(Record excerpts):
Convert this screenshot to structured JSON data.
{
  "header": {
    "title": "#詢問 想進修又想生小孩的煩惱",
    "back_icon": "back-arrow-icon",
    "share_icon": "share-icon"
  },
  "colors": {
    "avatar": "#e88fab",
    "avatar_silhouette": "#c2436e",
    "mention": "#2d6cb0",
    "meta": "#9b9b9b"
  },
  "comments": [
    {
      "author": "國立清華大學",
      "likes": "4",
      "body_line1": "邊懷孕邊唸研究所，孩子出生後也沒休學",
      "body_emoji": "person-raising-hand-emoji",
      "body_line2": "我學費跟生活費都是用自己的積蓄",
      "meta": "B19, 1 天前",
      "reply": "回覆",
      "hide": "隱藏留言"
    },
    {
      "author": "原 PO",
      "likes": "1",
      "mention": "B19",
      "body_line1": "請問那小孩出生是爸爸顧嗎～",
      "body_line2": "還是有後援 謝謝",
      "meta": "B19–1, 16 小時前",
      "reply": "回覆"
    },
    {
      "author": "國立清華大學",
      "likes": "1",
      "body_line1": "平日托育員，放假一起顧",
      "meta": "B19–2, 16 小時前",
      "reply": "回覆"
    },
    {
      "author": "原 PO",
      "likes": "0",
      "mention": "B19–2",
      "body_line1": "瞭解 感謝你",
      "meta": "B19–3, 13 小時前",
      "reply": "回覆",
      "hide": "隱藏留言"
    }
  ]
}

(Stated exercise): Locate the word "mention" in the data above. Copy every line carrying it.

(Response):
    "mention": "#2d6cb0",
      "mention": "B19",
      "mention": "B19–2",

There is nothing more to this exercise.